• **Given instruction**: Say how many lines of these entries include the word "通过磁场的过程中", and answer with the number alone.

═══ Entries provided

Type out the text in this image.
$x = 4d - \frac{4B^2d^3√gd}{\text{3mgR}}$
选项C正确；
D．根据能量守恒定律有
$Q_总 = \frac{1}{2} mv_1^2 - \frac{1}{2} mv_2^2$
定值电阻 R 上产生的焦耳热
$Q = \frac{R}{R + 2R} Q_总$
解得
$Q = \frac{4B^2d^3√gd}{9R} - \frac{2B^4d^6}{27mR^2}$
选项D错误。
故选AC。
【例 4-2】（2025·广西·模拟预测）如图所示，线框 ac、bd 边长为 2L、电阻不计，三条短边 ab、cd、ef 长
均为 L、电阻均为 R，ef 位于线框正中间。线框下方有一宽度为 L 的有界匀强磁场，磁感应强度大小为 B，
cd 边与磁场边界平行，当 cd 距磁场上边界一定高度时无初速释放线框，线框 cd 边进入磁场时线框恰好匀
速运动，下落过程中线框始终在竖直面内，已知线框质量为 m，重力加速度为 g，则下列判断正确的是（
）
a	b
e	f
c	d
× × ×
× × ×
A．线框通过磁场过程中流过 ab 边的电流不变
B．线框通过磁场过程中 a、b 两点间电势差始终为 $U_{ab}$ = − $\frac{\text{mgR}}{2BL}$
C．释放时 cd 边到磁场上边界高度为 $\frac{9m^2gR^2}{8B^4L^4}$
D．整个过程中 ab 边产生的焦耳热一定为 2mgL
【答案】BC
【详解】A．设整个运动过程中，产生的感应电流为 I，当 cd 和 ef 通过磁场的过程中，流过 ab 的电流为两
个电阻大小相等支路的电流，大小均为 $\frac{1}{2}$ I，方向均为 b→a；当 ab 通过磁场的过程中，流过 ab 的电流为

══════

• **Solved problem**: 2